[START OF Dataset rows]

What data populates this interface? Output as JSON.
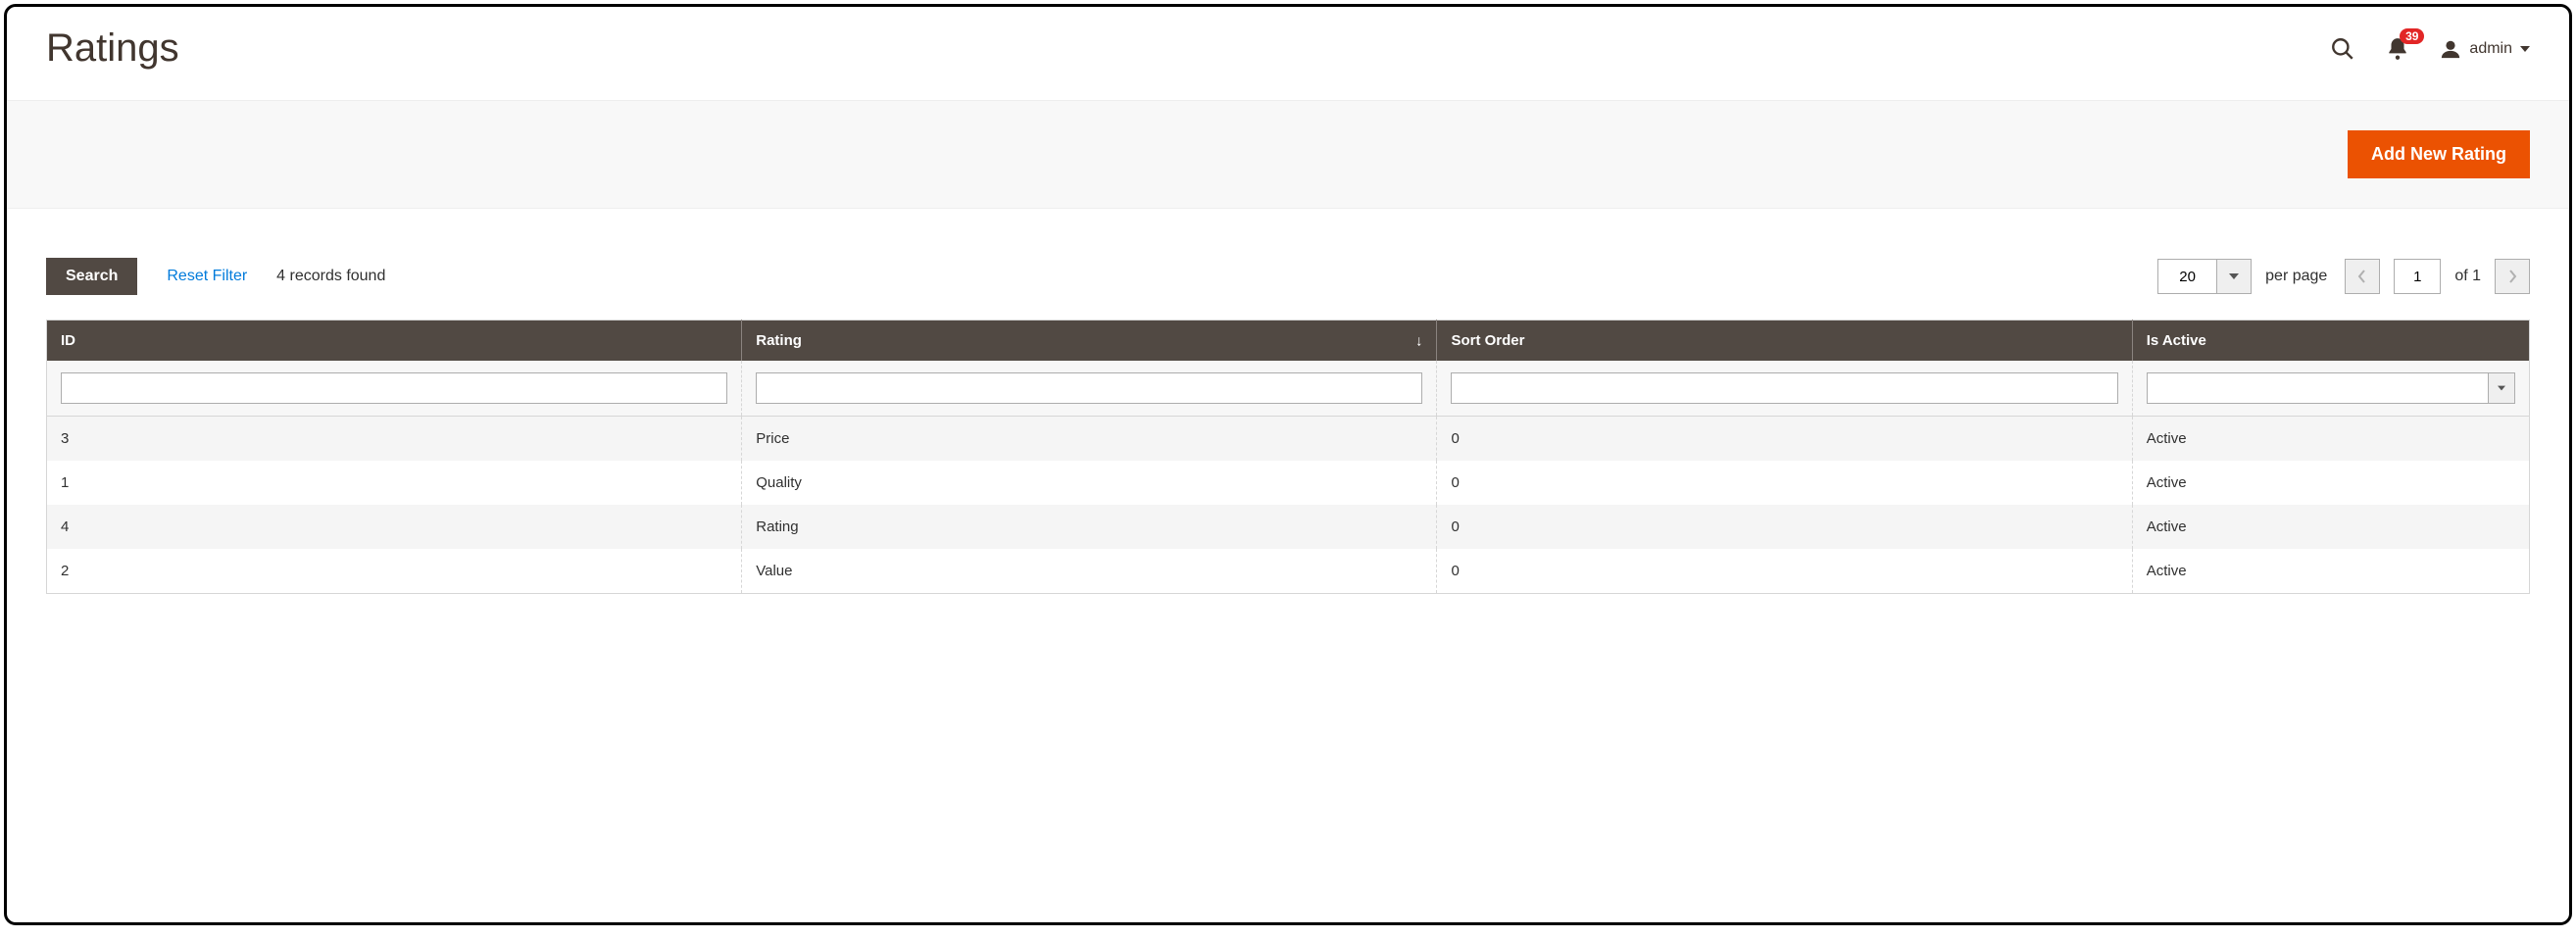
{
  "header": {
    "title": "Ratings",
    "notification_count": "39",
    "username": "admin"
  },
  "toolbar": {
    "add_label": "Add New Rating"
  },
  "grid": {
    "search_label": "Search",
    "reset_label": "Reset Filter",
    "records_found": "4 records found",
    "per_page_value": "20",
    "per_page_label": "per page",
    "page_value": "1",
    "pages_of": "of 1",
    "columns": {
      "id": "ID",
      "rating": "Rating",
      "sort_order": "Sort Order",
      "is_active": "Is Active"
    },
    "sorted_column": "rating",
    "sort_dir": "asc",
    "rows": [
      {
        "id": "3",
        "rating": "Price",
        "sort_order": "0",
        "is_active": "Active"
      },
      {
        "id": "1",
        "rating": "Quality",
        "sort_order": "0",
        "is_active": "Active"
      },
      {
        "id": "4",
        "rating": "Rating",
        "sort_order": "0",
        "is_active": "Active"
      },
      {
        "id": "2",
        "rating": "Value",
        "sort_order": "0",
        "is_active": "Active"
      }
    ]
  }
}
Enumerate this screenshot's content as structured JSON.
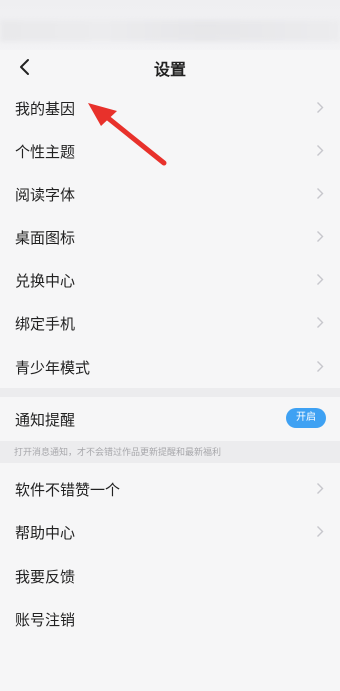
{
  "header": {
    "title": "设置"
  },
  "settings_group_1": [
    {
      "label": "我的基因"
    },
    {
      "label": "个性主题"
    },
    {
      "label": "阅读字体"
    },
    {
      "label": "桌面图标"
    },
    {
      "label": "兑换中心"
    },
    {
      "label": "绑定手机"
    },
    {
      "label": "青少年模式"
    }
  ],
  "notification": {
    "label": "通知提醒",
    "toggle_label": "开启",
    "hint": "打开消息通知，才不会错过作品更新提醒和最新福利"
  },
  "settings_group_2": [
    {
      "label": "软件不错赞一个"
    },
    {
      "label": "帮助中心"
    },
    {
      "label": "我要反馈"
    },
    {
      "label": "账号注销"
    }
  ],
  "colors": {
    "accent": "#3ea1f3",
    "annotation_arrow": "#e8312b"
  }
}
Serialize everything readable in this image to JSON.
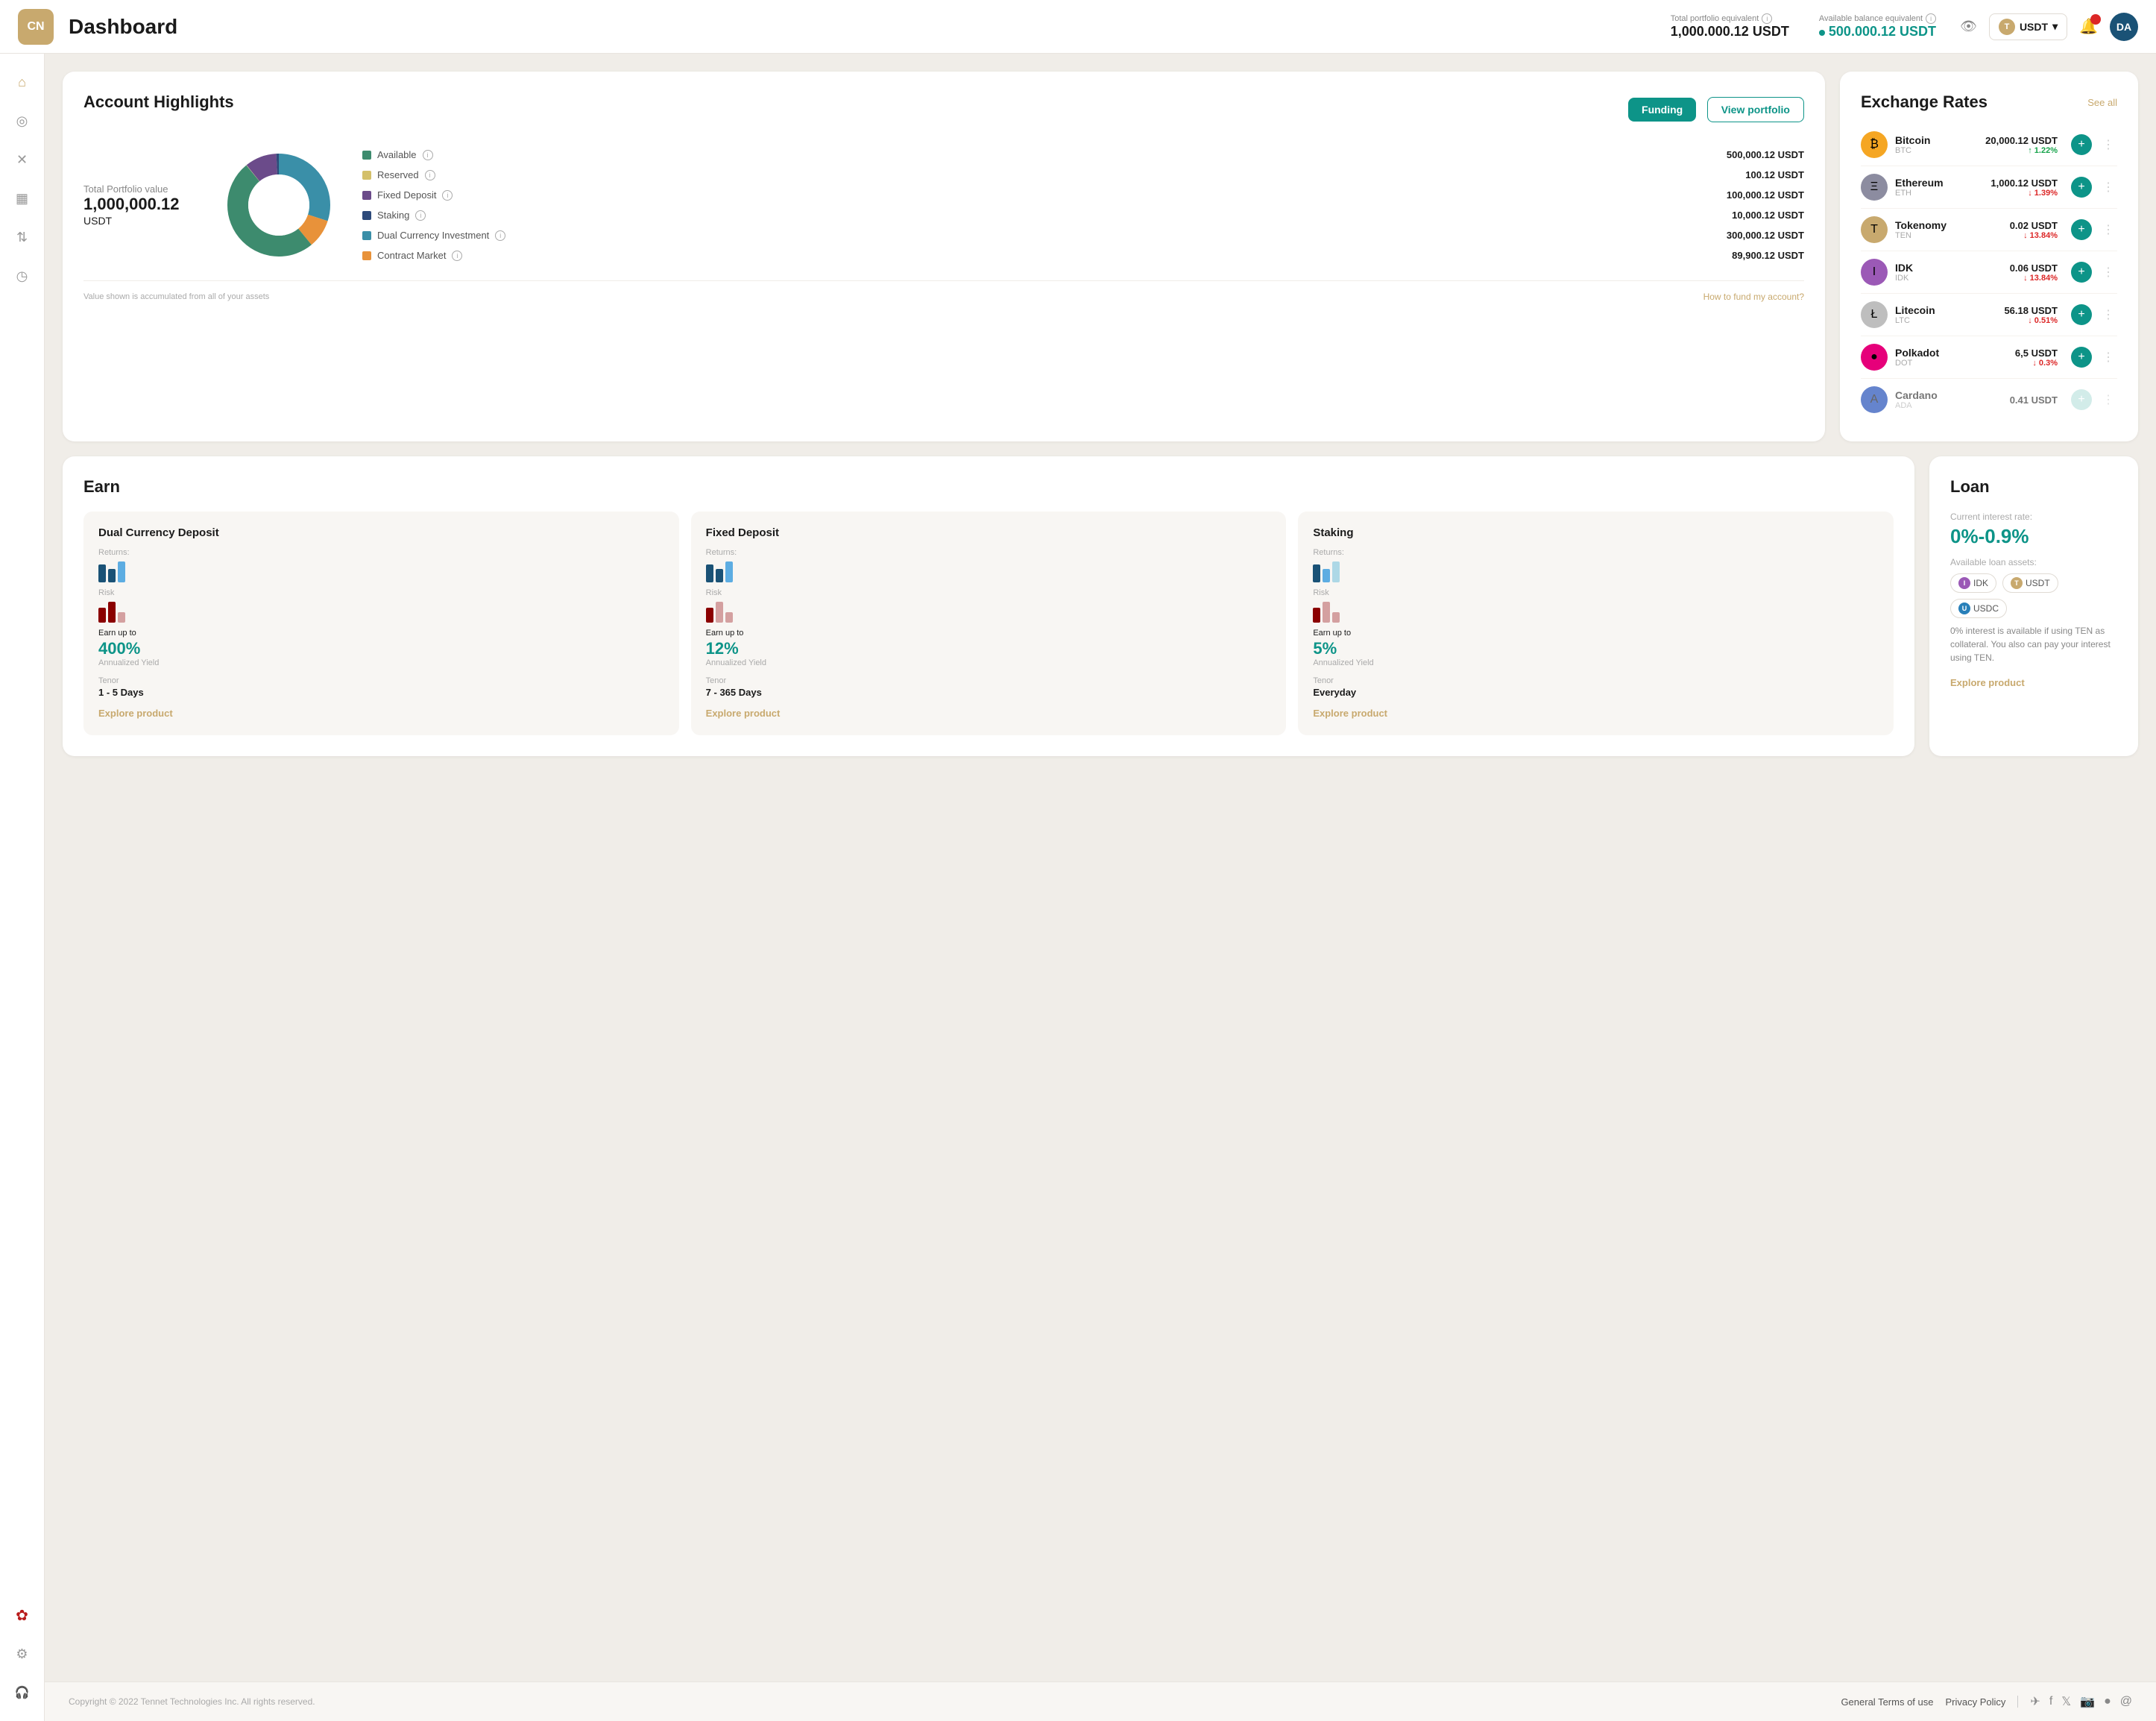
{
  "header": {
    "logo": "CN",
    "title": "Dashboard",
    "portfolio_label": "Total portfolio equivalent",
    "portfolio_value": "1,000.000.12 USDT",
    "available_label": "Available balance equivalent",
    "available_value": "500.000.12 USDT",
    "currency": "USDT",
    "avatar": "DA"
  },
  "sidebar": {
    "items": [
      {
        "name": "home",
        "icon": "⌂",
        "active": true
      },
      {
        "name": "wallet",
        "icon": "◎",
        "active": false
      },
      {
        "name": "tools",
        "icon": "✕",
        "active": false
      },
      {
        "name": "document",
        "icon": "▦",
        "active": false
      },
      {
        "name": "transfer",
        "icon": "⇅",
        "active": false
      },
      {
        "name": "history",
        "icon": "◷",
        "active": false
      }
    ],
    "bottom_items": [
      {
        "name": "globe",
        "icon": "✿",
        "accent": true
      },
      {
        "name": "settings",
        "icon": "⚙",
        "active": false
      },
      {
        "name": "support",
        "icon": "🎧",
        "active": false
      }
    ]
  },
  "account_highlights": {
    "title": "Account Highlights",
    "funding_label": "Funding",
    "view_portfolio_label": "View portfolio",
    "portfolio_label": "Total Portfolio value",
    "portfolio_value": "1,000,000.12",
    "portfolio_currency": "USDT",
    "legend": [
      {
        "label": "Available",
        "value": "500,000.12 USDT",
        "color": "#3d8b6e"
      },
      {
        "label": "Reserved",
        "value": "100.12 USDT",
        "color": "#d4c06a"
      },
      {
        "label": "Fixed Deposit",
        "value": "100,000.12 USDT",
        "color": "#6b4b8a"
      },
      {
        "label": "Staking",
        "value": "10,000.12 USDT",
        "color": "#2d4a7a"
      },
      {
        "label": "Dual Currency Investment",
        "value": "300,000.12 USDT",
        "color": "#3a8fa8"
      },
      {
        "label": "Contract Market",
        "value": "89,900.12 USDT",
        "color": "#e8923a"
      }
    ],
    "footer_note": "Value shown is accumulated from all of your assets",
    "footer_link": "How to fund my account?"
  },
  "exchange_rates": {
    "title": "Exchange Rates",
    "see_all": "See all",
    "coins": [
      {
        "name": "Bitcoin",
        "symbol": "BTC",
        "price": "20,000.12 USDT",
        "change": "↑ 1.22%",
        "up": true,
        "bg": "#f5a623",
        "letter": "₿"
      },
      {
        "name": "Ethereum",
        "symbol": "ETH",
        "price": "1,000.12 USDT",
        "change": "↓ 1.39%",
        "up": false,
        "bg": "#8c8ca0",
        "letter": "Ξ"
      },
      {
        "name": "Tokenomy",
        "symbol": "TEN",
        "price": "0.02 USDT",
        "change": "↓ 13.84%",
        "up": false,
        "bg": "#c8a96e",
        "letter": "T"
      },
      {
        "name": "IDK",
        "symbol": "IDK",
        "price": "0.06 USDT",
        "change": "↓ 13.84%",
        "up": false,
        "bg": "#9b59b6",
        "letter": "I"
      },
      {
        "name": "Litecoin",
        "symbol": "LTC",
        "price": "56.18 USDT",
        "change": "↓ 0.51%",
        "up": false,
        "bg": "#bebebe",
        "letter": "Ł"
      },
      {
        "name": "Polkadot",
        "symbol": "DOT",
        "price": "6,5 USDT",
        "change": "↓ 0.3%",
        "up": false,
        "bg": "#e6007a",
        "letter": "●"
      },
      {
        "name": "Cardano",
        "symbol": "ADA",
        "price": "0.41 USDT",
        "change": "—",
        "up": false,
        "bg": "#0033ad",
        "letter": "A"
      }
    ]
  },
  "earn": {
    "title": "Earn",
    "products": [
      {
        "name": "Dual Currency Deposit",
        "returns_label": "Returns:",
        "bars": [
          {
            "height": 24,
            "color": "#1a5276"
          },
          {
            "height": 18,
            "color": "#1a5276"
          },
          {
            "height": 28,
            "color": "#5dade2"
          }
        ],
        "bars2": [
          {
            "height": 20,
            "color": "#8b0000"
          },
          {
            "height": 28,
            "color": "#8b0000"
          },
          {
            "height": 14,
            "color": "#d4a0a0"
          }
        ],
        "risk_label": "Risk",
        "earn_up": "Earn up to",
        "pct": "400%",
        "yield_label": "Annualized Yield",
        "tenor_label": "Tenor",
        "tenor_value": "1 - 5 Days",
        "explore": "Explore product"
      },
      {
        "name": "Fixed Deposit",
        "returns_label": "Returns:",
        "bars": [
          {
            "height": 24,
            "color": "#1a5276"
          },
          {
            "height": 18,
            "color": "#1a5276"
          },
          {
            "height": 28,
            "color": "#5dade2"
          }
        ],
        "bars2": [
          {
            "height": 20,
            "color": "#8b0000"
          },
          {
            "height": 28,
            "color": "#d4a0a0"
          },
          {
            "height": 14,
            "color": "#d4a0a0"
          }
        ],
        "risk_label": "Risk",
        "earn_up": "Earn up to",
        "pct": "12%",
        "yield_label": "Annualized Yield",
        "tenor_label": "Tenor",
        "tenor_value": "7 - 365 Days",
        "explore": "Explore product"
      },
      {
        "name": "Staking",
        "returns_label": "Returns:",
        "bars": [
          {
            "height": 24,
            "color": "#1a5276"
          },
          {
            "height": 18,
            "color": "#5dade2"
          },
          {
            "height": 28,
            "color": "#add8e6"
          }
        ],
        "bars2": [
          {
            "height": 20,
            "color": "#8b0000"
          },
          {
            "height": 28,
            "color": "#d4a0a0"
          },
          {
            "height": 14,
            "color": "#d4a0a0"
          }
        ],
        "risk_label": "Risk",
        "earn_up": "Earn up to",
        "pct": "5%",
        "yield_label": "Annualized Yield",
        "tenor_label": "Tenor",
        "tenor_value": "Everyday",
        "explore": "Explore product"
      }
    ]
  },
  "loan": {
    "title": "Loan",
    "rate_label": "Current interest rate:",
    "rate": "0%-0.9%",
    "assets_label": "Available loan assets:",
    "assets": [
      {
        "symbol": "IDK",
        "bg": "#9b59b6"
      },
      {
        "symbol": "USDT",
        "bg": "#c8a96e"
      },
      {
        "symbol": "USDC",
        "bg": "#2980b9"
      }
    ],
    "note": "0% interest is available if using TEN as collateral. You also can pay your interest using TEN.",
    "explore": "Explore product"
  },
  "footer": {
    "copyright": "Copyright © 2022 Tennet Technologies Inc. All rights reserved.",
    "links": [
      {
        "label": "General Terms of use"
      },
      {
        "label": "Privacy Policy"
      }
    ],
    "socials": [
      "✈",
      "f",
      "𝕏",
      "📷",
      "●",
      "@"
    ]
  }
}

[END OF Dataset rows]

**Directive**
In the entries above, find each line with the string "this" and copy it.

**The response**
What data populates this interface? Output as JSON.
Enumerate this screenshot's content as structured JSON.
Serialize everything readable in this image to JSON.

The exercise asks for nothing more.